EXERCISE — Count the lines below that contain the word "примеру" and give only the number.

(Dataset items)
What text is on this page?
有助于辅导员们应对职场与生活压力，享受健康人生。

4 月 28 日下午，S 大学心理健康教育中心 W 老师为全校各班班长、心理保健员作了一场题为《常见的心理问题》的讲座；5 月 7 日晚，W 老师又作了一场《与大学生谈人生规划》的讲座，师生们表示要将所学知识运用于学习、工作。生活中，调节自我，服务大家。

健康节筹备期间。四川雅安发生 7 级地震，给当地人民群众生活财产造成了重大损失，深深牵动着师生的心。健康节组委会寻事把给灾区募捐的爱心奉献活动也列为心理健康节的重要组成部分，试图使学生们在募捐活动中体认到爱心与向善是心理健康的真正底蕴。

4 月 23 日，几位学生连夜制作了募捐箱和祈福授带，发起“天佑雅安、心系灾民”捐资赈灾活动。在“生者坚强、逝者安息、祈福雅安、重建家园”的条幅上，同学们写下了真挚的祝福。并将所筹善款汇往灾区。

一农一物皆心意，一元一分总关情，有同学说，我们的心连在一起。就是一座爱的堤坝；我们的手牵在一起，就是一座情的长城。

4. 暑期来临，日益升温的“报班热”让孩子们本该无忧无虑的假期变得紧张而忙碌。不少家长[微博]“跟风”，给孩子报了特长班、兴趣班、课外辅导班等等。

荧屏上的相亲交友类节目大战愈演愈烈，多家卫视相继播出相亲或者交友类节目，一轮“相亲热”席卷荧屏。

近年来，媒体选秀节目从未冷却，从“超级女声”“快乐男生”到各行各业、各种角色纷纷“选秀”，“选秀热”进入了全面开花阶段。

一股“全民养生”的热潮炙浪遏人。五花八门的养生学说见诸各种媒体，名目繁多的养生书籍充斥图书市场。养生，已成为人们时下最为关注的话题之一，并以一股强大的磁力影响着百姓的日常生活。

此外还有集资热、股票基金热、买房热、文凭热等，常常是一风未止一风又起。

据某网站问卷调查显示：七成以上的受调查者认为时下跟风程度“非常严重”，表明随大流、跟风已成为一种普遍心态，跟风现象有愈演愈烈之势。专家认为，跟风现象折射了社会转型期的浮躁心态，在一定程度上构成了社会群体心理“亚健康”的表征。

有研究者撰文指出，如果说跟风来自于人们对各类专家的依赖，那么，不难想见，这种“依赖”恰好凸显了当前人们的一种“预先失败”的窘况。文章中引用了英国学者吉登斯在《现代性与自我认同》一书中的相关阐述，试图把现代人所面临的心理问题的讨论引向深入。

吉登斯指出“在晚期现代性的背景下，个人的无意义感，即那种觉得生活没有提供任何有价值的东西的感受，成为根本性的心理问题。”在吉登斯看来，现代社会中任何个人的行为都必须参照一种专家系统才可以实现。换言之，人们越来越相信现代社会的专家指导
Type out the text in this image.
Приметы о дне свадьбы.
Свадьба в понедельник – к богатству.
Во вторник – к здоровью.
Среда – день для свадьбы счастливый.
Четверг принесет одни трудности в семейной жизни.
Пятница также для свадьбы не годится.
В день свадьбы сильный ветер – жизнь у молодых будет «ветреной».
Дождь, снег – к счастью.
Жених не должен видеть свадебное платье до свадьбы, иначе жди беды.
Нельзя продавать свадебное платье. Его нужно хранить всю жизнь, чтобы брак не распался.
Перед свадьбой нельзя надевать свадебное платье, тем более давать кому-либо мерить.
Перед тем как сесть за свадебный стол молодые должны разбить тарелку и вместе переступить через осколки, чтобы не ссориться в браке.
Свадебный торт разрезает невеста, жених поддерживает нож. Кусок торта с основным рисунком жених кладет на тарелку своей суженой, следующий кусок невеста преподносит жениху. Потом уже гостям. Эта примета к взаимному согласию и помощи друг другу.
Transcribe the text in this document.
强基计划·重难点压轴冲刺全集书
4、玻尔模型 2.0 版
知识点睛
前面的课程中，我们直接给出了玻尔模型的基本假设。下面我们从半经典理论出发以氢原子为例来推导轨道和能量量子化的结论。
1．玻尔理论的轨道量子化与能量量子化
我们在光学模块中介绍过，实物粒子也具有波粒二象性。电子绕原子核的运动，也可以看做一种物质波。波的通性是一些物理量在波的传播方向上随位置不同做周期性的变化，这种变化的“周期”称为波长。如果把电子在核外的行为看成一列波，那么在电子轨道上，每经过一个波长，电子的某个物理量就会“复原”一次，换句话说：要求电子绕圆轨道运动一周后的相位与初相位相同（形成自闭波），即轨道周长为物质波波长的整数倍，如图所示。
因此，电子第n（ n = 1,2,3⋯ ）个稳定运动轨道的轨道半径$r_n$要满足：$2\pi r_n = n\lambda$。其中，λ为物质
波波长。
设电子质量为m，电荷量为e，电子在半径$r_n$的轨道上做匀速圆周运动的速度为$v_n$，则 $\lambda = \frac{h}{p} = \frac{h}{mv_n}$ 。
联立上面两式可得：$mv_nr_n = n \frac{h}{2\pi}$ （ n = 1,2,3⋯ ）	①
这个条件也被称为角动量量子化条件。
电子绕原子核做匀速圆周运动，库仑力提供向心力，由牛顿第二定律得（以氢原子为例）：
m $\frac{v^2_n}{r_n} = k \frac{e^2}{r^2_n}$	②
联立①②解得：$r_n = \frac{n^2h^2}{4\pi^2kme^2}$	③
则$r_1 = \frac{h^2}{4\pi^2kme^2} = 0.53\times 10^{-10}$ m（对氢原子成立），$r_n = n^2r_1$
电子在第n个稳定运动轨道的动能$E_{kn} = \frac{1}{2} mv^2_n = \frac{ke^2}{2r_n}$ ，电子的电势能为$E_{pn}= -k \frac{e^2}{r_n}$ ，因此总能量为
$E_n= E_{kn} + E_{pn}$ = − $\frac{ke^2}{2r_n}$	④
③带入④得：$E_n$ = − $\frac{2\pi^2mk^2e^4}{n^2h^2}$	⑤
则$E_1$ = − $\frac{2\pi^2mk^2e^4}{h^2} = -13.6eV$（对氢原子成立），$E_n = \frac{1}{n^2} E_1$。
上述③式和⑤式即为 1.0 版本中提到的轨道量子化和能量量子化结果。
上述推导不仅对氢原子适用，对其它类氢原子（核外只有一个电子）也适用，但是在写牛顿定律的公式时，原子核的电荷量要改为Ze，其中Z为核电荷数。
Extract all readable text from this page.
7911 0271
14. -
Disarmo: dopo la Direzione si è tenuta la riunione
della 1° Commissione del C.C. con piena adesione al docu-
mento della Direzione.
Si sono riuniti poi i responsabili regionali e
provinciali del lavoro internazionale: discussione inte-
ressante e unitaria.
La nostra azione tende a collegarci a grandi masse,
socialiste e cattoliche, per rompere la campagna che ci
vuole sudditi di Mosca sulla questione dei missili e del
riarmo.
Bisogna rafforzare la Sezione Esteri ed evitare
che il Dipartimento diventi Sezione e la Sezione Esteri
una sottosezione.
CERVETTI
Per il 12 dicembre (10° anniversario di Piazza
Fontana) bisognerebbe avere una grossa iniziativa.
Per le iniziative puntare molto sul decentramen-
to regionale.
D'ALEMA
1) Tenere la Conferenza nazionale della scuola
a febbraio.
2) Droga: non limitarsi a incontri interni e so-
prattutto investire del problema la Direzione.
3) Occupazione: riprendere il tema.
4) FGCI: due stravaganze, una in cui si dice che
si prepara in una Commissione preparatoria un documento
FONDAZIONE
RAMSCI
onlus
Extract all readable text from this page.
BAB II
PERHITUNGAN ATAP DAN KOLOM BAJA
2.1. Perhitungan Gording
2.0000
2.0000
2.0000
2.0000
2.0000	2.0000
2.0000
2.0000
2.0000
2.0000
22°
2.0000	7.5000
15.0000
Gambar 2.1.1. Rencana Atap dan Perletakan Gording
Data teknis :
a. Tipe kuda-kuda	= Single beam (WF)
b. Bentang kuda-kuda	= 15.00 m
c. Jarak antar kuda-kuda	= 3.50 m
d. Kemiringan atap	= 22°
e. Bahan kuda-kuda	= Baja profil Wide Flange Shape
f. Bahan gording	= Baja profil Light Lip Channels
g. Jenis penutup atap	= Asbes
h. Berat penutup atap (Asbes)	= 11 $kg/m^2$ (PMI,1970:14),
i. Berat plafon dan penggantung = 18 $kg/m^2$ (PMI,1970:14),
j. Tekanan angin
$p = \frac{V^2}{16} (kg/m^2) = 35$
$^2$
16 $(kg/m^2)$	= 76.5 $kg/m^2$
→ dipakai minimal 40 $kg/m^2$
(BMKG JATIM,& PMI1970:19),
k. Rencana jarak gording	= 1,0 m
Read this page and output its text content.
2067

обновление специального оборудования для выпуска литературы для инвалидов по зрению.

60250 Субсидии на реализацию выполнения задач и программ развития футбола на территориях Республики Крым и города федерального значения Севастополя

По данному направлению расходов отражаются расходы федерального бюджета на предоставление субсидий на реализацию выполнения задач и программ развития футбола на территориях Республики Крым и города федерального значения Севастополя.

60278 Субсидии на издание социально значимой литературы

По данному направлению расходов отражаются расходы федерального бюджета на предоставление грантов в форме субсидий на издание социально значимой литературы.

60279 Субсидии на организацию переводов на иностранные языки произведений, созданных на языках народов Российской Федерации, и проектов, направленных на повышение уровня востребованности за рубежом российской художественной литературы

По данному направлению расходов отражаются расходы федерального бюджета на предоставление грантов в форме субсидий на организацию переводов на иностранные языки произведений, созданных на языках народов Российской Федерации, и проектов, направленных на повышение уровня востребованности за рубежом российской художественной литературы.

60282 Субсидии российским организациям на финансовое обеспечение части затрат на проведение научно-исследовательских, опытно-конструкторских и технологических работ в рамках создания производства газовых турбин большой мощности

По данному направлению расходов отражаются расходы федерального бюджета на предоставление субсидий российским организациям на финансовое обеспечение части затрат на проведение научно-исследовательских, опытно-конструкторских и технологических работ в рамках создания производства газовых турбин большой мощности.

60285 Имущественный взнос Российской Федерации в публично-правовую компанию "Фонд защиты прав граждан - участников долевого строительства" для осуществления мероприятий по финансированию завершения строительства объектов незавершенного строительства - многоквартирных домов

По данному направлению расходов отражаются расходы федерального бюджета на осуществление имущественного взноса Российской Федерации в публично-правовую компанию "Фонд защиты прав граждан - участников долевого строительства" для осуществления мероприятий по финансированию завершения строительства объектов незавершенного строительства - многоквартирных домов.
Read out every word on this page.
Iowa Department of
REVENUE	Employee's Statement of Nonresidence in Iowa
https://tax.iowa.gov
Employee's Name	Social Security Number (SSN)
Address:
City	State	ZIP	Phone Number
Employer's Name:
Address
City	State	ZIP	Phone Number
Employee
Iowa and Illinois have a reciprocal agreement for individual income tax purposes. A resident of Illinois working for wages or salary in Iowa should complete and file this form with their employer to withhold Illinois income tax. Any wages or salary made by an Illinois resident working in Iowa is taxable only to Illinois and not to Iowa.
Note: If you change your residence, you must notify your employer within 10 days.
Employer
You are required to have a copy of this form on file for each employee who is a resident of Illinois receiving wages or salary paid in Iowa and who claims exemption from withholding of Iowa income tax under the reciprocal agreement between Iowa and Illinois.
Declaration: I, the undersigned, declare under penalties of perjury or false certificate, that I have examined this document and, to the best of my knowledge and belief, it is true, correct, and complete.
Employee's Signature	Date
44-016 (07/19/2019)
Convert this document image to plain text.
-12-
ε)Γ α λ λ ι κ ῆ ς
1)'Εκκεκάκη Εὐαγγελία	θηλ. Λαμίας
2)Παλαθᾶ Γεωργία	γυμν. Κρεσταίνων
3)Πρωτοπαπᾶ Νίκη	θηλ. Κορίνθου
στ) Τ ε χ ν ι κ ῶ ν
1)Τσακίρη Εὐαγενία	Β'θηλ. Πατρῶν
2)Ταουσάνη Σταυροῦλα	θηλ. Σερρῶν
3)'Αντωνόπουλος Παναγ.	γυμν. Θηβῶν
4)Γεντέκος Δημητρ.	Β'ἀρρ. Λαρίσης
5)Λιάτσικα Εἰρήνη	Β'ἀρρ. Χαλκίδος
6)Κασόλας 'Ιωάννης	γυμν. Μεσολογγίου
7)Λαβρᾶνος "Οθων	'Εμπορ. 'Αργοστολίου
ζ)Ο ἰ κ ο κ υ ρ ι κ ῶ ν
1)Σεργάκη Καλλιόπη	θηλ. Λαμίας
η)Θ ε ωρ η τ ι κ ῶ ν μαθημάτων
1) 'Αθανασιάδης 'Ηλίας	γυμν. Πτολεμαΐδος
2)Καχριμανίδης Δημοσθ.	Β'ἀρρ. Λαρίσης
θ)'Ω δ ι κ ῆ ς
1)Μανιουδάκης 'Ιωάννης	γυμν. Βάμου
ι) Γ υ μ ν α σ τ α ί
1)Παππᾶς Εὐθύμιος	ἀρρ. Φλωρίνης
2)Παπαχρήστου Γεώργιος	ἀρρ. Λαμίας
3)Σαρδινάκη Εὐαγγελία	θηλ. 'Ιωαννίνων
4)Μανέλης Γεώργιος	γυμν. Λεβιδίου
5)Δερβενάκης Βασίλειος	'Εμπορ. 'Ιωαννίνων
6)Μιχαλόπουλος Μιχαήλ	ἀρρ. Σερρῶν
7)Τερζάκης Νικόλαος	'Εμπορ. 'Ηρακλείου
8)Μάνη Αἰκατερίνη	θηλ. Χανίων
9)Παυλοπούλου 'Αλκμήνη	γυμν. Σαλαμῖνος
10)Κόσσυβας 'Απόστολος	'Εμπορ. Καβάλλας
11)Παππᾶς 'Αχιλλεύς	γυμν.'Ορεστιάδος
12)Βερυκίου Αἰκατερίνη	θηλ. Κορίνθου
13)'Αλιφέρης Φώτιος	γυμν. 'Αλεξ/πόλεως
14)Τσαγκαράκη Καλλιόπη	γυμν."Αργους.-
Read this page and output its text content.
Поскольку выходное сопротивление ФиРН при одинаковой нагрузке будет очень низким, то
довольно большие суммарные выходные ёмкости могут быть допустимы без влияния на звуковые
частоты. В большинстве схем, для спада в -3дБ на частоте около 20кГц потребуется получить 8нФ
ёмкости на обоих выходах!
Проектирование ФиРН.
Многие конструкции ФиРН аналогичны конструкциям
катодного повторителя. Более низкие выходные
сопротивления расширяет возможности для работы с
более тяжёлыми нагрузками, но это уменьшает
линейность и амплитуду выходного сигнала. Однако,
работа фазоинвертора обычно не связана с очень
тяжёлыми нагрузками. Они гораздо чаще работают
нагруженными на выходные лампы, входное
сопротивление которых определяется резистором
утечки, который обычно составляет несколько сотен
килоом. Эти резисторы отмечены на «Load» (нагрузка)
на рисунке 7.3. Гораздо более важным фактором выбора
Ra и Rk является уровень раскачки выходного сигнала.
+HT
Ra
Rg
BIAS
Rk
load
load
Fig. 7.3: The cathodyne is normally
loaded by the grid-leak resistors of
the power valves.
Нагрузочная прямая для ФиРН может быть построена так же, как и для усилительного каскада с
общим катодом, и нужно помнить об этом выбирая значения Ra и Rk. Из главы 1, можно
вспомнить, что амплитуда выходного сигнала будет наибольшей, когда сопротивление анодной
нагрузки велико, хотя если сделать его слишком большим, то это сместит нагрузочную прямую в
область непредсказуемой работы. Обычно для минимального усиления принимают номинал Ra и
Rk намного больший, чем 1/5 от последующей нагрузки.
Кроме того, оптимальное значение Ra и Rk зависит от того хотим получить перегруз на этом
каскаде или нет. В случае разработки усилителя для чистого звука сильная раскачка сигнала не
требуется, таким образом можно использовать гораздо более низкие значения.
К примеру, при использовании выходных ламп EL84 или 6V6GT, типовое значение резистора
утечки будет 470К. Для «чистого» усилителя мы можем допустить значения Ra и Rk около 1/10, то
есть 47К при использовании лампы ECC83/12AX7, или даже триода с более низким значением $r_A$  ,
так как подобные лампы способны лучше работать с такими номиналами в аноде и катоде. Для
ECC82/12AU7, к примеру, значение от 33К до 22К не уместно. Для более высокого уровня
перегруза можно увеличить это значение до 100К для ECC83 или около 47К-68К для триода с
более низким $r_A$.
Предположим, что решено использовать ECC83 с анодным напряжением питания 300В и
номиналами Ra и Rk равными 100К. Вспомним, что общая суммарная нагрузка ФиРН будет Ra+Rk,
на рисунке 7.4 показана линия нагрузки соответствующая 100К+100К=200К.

ANSWER TO THIS EXERCISE — 2